Go through the listing and pick out each line with the word "unit" in it.

Data entries
-- Start --
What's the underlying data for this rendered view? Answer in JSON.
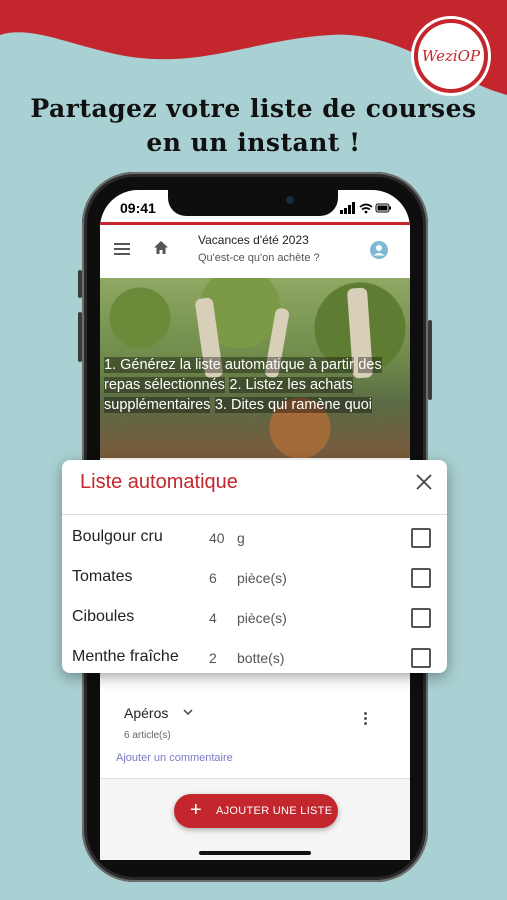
{
  "promo": {
    "headline_line1": "Partagez votre liste de courses",
    "headline_line2": "en un instant !",
    "logo_text": "WeziOP"
  },
  "status_bar": {
    "time": "09:41",
    "icons": "▂▄▆ ≋ ▭"
  },
  "header": {
    "title": "Vacances d'été 2023",
    "subtitle": "Qu'est-ce qu'on achète ?"
  },
  "banner": {
    "lines": [
      "1. Générez la liste automatique à partir",
      "des repas sélectionnés",
      "2. Listez les achats supplémentaires",
      "3. Dites qui ramène quoi"
    ]
  },
  "dialog": {
    "title": "Liste automatique",
    "items": [
      {
        "name": "Boulgour cru",
        "qty": "40",
        "unit": "g"
      },
      {
        "name": "Tomates",
        "qty": "6",
        "unit": "pièce(s)"
      },
      {
        "name": "Ciboules",
        "qty": "4",
        "unit": "pièce(s)"
      },
      {
        "name": "Menthe fraîche",
        "qty": "2",
        "unit": "botte(s)"
      }
    ]
  },
  "group": {
    "name": "Apéros",
    "count": "6 article(s)",
    "add_comment": "Ajouter un commentaire"
  },
  "fab": {
    "plus": "+",
    "label": "AJOUTER UNE LISTE"
  },
  "colors": {
    "brand_red": "#c4262d",
    "background": "#a9d0d2"
  }
}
-- End --
_Task solution_.
        "unit": "g"
        "unit": "pièce(s)"
        "unit": "pièce(s)"
        "unit": "botte(s)"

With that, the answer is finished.